> [What you are asked to do]: Each entry must appear again exactly as it does in the source.

> [Supplied data]:
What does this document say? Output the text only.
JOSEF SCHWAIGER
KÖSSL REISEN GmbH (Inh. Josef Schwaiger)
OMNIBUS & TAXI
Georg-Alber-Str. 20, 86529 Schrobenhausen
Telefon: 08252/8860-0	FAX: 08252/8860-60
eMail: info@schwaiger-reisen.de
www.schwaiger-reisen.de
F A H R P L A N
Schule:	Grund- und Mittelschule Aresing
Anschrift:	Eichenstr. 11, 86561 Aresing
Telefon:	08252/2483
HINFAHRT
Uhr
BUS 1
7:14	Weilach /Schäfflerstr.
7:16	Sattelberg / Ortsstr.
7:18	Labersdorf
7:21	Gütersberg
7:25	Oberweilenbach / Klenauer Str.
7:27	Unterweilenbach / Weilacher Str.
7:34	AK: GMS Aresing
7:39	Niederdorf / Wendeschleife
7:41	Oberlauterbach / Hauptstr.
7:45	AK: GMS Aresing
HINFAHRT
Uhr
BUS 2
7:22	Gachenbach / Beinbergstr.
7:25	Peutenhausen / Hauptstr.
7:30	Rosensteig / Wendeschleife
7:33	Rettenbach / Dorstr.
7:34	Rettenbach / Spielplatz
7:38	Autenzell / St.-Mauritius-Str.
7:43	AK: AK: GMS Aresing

> [Answer to the exercise]:
What does this document say? Output the text only.
JOSEF SCHWAIGER
KÖSSL REISEN GmbH (Inh. Josef Schwaiger)
OMNIBUS & TAXI
Georg-Alber-Str. 20, 86529 Schrobenhausen
Telefon: 08252/8860-0	FAX: 08252/8860-60
eMail: info@schwaiger-reisen.de
www.schwaiger-reisen.de
F A H R P L A N
Schule:	Grund- und Mittelschule Aresing
Anschrift:	Eichenstr. 11, 86561 Aresing
Telefon:	08252/2483
HINFAHRT
Uhr
BUS 1
7:14	Weilach /Schäfflerstr.
7:16	Sattelberg / Ortsstr.
7:18	Labersdorf
7:21	Gütersberg
7:25	Oberweilenbach / Klenauer Str.
7:27	Unterweilenbach / Weilacher Str.
7:34	AK: GMS Aresing
7:39	Niederdorf / Wendeschleife
7:41	Oberlauterbach / Hauptstr.
7:45	AK: GMS Aresing
HINFAHRT
Uhr
BUS 2
7:22	Gachenbach / Beinbergstr.
7:25	Peutenhausen / Hauptstr.
7:30	Rosensteig / Wendeschleife
7:33	Rettenbach / Dorstr.
7:34	Rettenbach / Spielplatz
7:38	Autenzell / St.-Mauritius-Str.
7:43	AK: AK: GMS Aresing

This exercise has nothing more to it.